▶ [Extracted records]
──────────────────────────────

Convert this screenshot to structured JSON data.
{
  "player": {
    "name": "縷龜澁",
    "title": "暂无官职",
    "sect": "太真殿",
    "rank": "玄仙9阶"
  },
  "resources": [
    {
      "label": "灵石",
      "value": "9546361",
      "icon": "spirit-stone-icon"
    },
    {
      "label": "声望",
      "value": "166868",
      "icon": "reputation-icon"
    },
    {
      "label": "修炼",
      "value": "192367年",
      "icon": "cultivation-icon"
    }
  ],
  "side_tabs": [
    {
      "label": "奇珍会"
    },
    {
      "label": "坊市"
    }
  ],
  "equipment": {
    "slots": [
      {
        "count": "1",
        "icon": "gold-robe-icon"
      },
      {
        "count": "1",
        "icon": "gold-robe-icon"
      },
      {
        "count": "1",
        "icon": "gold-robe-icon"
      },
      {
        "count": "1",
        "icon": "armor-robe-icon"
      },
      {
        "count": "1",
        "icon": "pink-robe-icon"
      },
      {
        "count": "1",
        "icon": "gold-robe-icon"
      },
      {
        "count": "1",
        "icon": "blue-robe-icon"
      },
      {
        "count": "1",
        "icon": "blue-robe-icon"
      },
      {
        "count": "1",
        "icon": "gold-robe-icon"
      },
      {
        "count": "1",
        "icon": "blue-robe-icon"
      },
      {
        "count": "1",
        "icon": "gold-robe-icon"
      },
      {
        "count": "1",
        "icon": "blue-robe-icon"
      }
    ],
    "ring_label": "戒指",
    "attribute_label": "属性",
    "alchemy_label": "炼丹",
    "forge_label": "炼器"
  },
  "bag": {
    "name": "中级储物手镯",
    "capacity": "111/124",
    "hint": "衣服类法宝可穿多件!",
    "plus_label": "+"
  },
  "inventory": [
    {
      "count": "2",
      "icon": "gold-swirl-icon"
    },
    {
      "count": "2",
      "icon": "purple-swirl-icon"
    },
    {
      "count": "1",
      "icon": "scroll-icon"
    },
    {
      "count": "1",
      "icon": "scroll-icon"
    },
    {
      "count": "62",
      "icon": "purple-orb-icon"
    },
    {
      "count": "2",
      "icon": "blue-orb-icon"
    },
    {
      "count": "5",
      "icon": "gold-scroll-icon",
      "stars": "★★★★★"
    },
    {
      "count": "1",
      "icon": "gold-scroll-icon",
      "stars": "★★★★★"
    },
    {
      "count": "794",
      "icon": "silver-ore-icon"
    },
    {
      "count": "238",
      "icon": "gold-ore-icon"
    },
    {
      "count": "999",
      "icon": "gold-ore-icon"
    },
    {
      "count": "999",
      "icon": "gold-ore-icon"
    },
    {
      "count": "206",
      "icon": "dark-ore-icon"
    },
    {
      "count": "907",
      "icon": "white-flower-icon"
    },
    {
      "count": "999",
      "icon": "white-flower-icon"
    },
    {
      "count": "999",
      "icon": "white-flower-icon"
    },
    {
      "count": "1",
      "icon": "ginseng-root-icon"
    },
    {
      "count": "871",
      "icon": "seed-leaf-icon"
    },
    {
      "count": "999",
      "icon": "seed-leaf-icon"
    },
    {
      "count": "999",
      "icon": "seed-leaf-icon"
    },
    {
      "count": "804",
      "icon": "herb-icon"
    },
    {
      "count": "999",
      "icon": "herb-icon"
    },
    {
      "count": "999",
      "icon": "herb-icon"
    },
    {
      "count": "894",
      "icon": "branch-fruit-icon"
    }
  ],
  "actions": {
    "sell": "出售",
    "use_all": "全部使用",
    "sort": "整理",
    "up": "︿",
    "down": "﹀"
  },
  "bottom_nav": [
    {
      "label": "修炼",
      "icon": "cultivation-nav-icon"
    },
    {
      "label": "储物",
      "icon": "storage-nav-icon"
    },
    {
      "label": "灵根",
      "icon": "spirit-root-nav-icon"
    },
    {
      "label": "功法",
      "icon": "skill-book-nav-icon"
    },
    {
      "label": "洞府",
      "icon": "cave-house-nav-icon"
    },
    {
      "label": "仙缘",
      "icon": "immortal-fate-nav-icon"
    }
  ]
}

──────────────────────────────

▶ [WHAT THE TASK REQUIRES]
Repeat the records above exactly, leaving none out.

▶ [FINAL RESULT]
Convert this screenshot to structured JSON data.
{
  "player": {
    "name": "縷龜澁",
    "title": "暂无官职",
    "sect": "太真殿",
    "rank": "玄仙9阶"
  },
  "resources": [
    {
      "label": "灵石",
      "value": "9546361",
      "icon": "spirit-stone-icon"
    },
    {
      "label": "声望",
      "value": "166868",
      "icon": "reputation-icon"
    },
    {
      "label": "修炼",
      "value": "192367年",
      "icon": "cultivation-icon"
    }
  ],
  "side_tabs": [
    {
      "label": "奇珍会"
    },
    {
      "label": "坊市"
    }
  ],
  "equipment": {
    "slots": [
      {
        "count": "1",
        "icon": "gold-robe-icon"
      },
      {
        "count": "1",
        "icon": "gold-robe-icon"
      },
      {
        "count": "1",
        "icon": "gold-robe-icon"
      },
      {
        "count": "1",
        "icon": "armor-robe-icon"
      },
      {
        "count": "1",
        "icon": "pink-robe-icon"
      },
      {
        "count": "1",
        "icon": "gold-robe-icon"
      },
      {
        "count": "1",
        "icon": "blue-robe-icon"
      },
      {
        "count": "1",
        "icon": "blue-robe-icon"
      },
      {
        "count": "1",
        "icon": "gold-robe-icon"
      },
      {
        "count": "1",
        "icon": "blue-robe-icon"
      },
      {
        "count": "1",
        "icon": "gold-robe-icon"
      },
      {
        "count": "1",
        "icon": "blue-robe-icon"
      }
    ],
    "ring_label": "戒指",
    "attribute_label": "属性",
    "alchemy_label": "炼丹",
    "forge_label": "炼器"
  },
  "bag": {
    "name": "中级储物手镯",
    "capacity": "111/124",
    "hint": "衣服类法宝可穿多件!",
    "plus_label": "+"
  },
  "inventory": [
    {
      "count": "2",
      "icon": "gold-swirl-icon"
    },
    {
      "count": "2",
      "icon": "purple-swirl-icon"
    },
    {
      "count": "1",
      "icon": "scroll-icon"
    },
    {
      "count": "1",
      "icon": "scroll-icon"
    },
    {
      "count": "62",
      "icon": "purple-orb-icon"
    },
    {
      "count": "2",
      "icon": "blue-orb-icon"
    },
    {
      "count": "5",
      "icon": "gold-scroll-icon",
      "stars": "★★★★★"
    },
    {
      "count": "1",
      "icon": "gold-scroll-icon",
      "stars": "★★★★★"
    },
    {
      "count": "794",
      "icon": "silver-ore-icon"
    },
    {
      "count": "238",
      "icon": "gold-ore-icon"
    },
    {
      "count": "999",
      "icon": "gold-ore-icon"
    },
    {
      "count": "999",
      "icon": "gold-ore-icon"
    },
    {
      "count": "206",
      "icon": "dark-ore-icon"
    },
    {
      "count": "907",
      "icon": "white-flower-icon"
    },
    {
      "count": "999",
      "icon": "white-flower-icon"
    },
    {
      "count": "999",
      "icon": "white-flower-icon"
    },
    {
      "count": "1",
      "icon": "ginseng-root-icon"
    },
    {
      "count": "871",
      "icon": "seed-leaf-icon"
    },
    {
      "count": "999",
      "icon": "seed-leaf-icon"
    },
    {
      "count": "999",
      "icon": "seed-leaf-icon"
    },
    {
      "count": "804",
      "icon": "herb-icon"
    },
    {
      "count": "999",
      "icon": "herb-icon"
    },
    {
      "count": "999",
      "icon": "herb-icon"
    },
    {
      "count": "894",
      "icon": "branch-fruit-icon"
    }
  ],
  "actions": {
    "sell": "出售",
    "use_all": "全部使用",
    "sort": "整理",
    "up": "︿",
    "down": "﹀"
  },
  "bottom_nav": [
    {
      "label": "修炼",
      "icon": "cultivation-nav-icon"
    },
    {
      "label": "储物",
      "icon": "storage-nav-icon"
    },
    {
      "label": "灵根",
      "icon": "spirit-root-nav-icon"
    },
    {
      "label": "功法",
      "icon": "skill-book-nav-icon"
    },
    {
      "label": "洞府",
      "icon": "cave-house-nav-icon"
    },
    {
      "label": "仙缘",
      "icon": "immortal-fate-nav-icon"
    }
  ]
}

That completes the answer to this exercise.